▶ _LISTED RECORDS_

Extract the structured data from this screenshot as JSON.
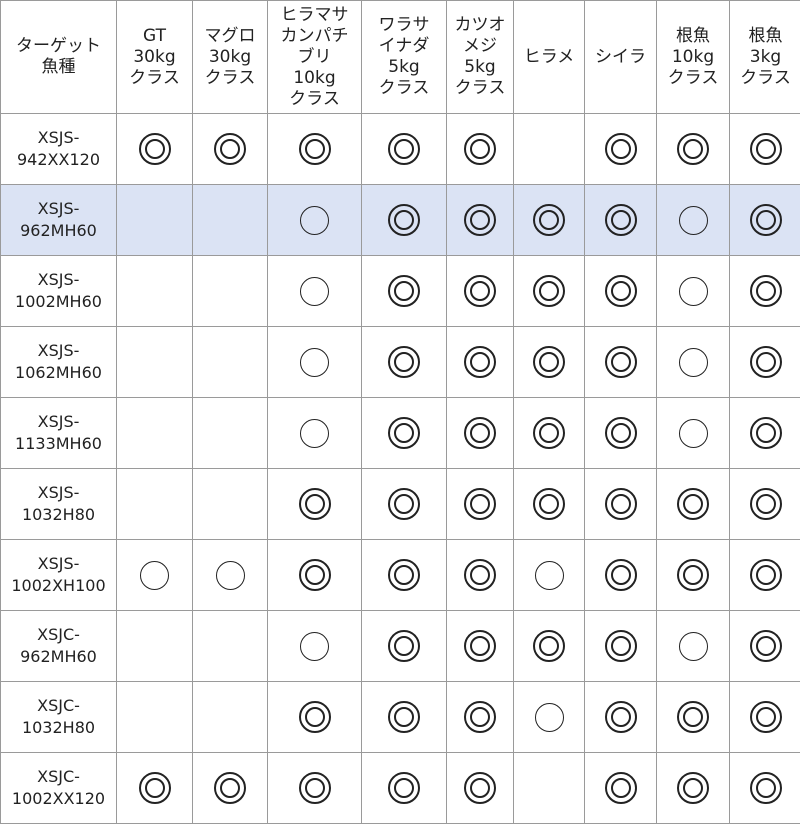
{
  "header": {
    "corner": "ターゲット\n魚種",
    "columns": [
      "GT\n30kg\nクラス",
      "マグロ\n30kg\nクラス",
      "ヒラマサ\nカンパチ\nブリ\n10kg\nクラス",
      "ワラサ\nイナダ\n5kg\nクラス",
      "カツオ\nメジ\n5kg\nクラス",
      "ヒラメ",
      "シイラ",
      "根魚\n10kg\nクラス",
      "根魚\n3kg\nクラス"
    ]
  },
  "legend_symbols": {
    "double": "◎",
    "single": "○",
    "none": ""
  },
  "highlight_color": "#dbe3f4",
  "rows": [
    {
      "model": "XSJS-\n942XX120",
      "marks": [
        "double",
        "double",
        "double",
        "double",
        "double",
        "none",
        "double",
        "double",
        "double"
      ]
    },
    {
      "model": "XSJS-\n962MH60",
      "highlighted": true,
      "marks": [
        "none",
        "none",
        "single",
        "double",
        "double",
        "double",
        "double",
        "single",
        "double"
      ]
    },
    {
      "model": "XSJS-\n1002MH60",
      "marks": [
        "none",
        "none",
        "single",
        "double",
        "double",
        "double",
        "double",
        "single",
        "double"
      ]
    },
    {
      "model": "XSJS-\n1062MH60",
      "marks": [
        "none",
        "none",
        "single",
        "double",
        "double",
        "double",
        "double",
        "single",
        "double"
      ]
    },
    {
      "model": "XSJS-\n1133MH60",
      "marks": [
        "none",
        "none",
        "single",
        "double",
        "double",
        "double",
        "double",
        "single",
        "double"
      ]
    },
    {
      "model": "XSJS-\n1032H80",
      "marks": [
        "none",
        "none",
        "double",
        "double",
        "double",
        "double",
        "double",
        "double",
        "double"
      ]
    },
    {
      "model": "XSJS-\n1002XH100",
      "marks": [
        "single",
        "single",
        "double",
        "double",
        "double",
        "single",
        "double",
        "double",
        "double"
      ]
    },
    {
      "model": "XSJC-\n962MH60",
      "marks": [
        "none",
        "none",
        "single",
        "double",
        "double",
        "double",
        "double",
        "single",
        "double"
      ]
    },
    {
      "model": "XSJC-\n1032H80",
      "marks": [
        "none",
        "none",
        "double",
        "double",
        "double",
        "single",
        "double",
        "double",
        "double"
      ]
    },
    {
      "model": "XSJC-\n1002XX120",
      "marks": [
        "double",
        "double",
        "double",
        "double",
        "double",
        "none",
        "double",
        "double",
        "double"
      ]
    }
  ]
}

▶ _OBJECTIVE_
Quote each record exactly as it stands, minus the pictures.

▶ _WRITTEN ANSWER_
Extract the structured data from this screenshot as JSON.
{
  "header": {
    "corner": "ターゲット\n魚種",
    "columns": [
      "GT\n30kg\nクラス",
      "マグロ\n30kg\nクラス",
      "ヒラマサ\nカンパチ\nブリ\n10kg\nクラス",
      "ワラサ\nイナダ\n5kg\nクラス",
      "カツオ\nメジ\n5kg\nクラス",
      "ヒラメ",
      "シイラ",
      "根魚\n10kg\nクラス",
      "根魚\n3kg\nクラス"
    ]
  },
  "legend_symbols": {
    "double": "◎",
    "single": "○",
    "none": ""
  },
  "highlight_color": "#dbe3f4",
  "rows": [
    {
      "model": "XSJS-\n942XX120",
      "marks": [
        "double",
        "double",
        "double",
        "double",
        "double",
        "none",
        "double",
        "double",
        "double"
      ]
    },
    {
      "model": "XSJS-\n962MH60",
      "highlighted": true,
      "marks": [
        "none",
        "none",
        "single",
        "double",
        "double",
        "double",
        "double",
        "single",
        "double"
      ]
    },
    {
      "model": "XSJS-\n1002MH60",
      "marks": [
        "none",
        "none",
        "single",
        "double",
        "double",
        "double",
        "double",
        "single",
        "double"
      ]
    },
    {
      "model": "XSJS-\n1062MH60",
      "marks": [
        "none",
        "none",
        "single",
        "double",
        "double",
        "double",
        "double",
        "single",
        "double"
      ]
    },
    {
      "model": "XSJS-\n1133MH60",
      "marks": [
        "none",
        "none",
        "single",
        "double",
        "double",
        "double",
        "double",
        "single",
        "double"
      ]
    },
    {
      "model": "XSJS-\n1032H80",
      "marks": [
        "none",
        "none",
        "double",
        "double",
        "double",
        "double",
        "double",
        "double",
        "double"
      ]
    },
    {
      "model": "XSJS-\n1002XH100",
      "marks": [
        "single",
        "single",
        "double",
        "double",
        "double",
        "single",
        "double",
        "double",
        "double"
      ]
    },
    {
      "model": "XSJC-\n962MH60",
      "marks": [
        "none",
        "none",
        "single",
        "double",
        "double",
        "double",
        "double",
        "single",
        "double"
      ]
    },
    {
      "model": "XSJC-\n1032H80",
      "marks": [
        "none",
        "none",
        "double",
        "double",
        "double",
        "single",
        "double",
        "double",
        "double"
      ]
    },
    {
      "model": "XSJC-\n1002XX120",
      "marks": [
        "double",
        "double",
        "double",
        "double",
        "double",
        "none",
        "double",
        "double",
        "double"
      ]
    }
  ]
}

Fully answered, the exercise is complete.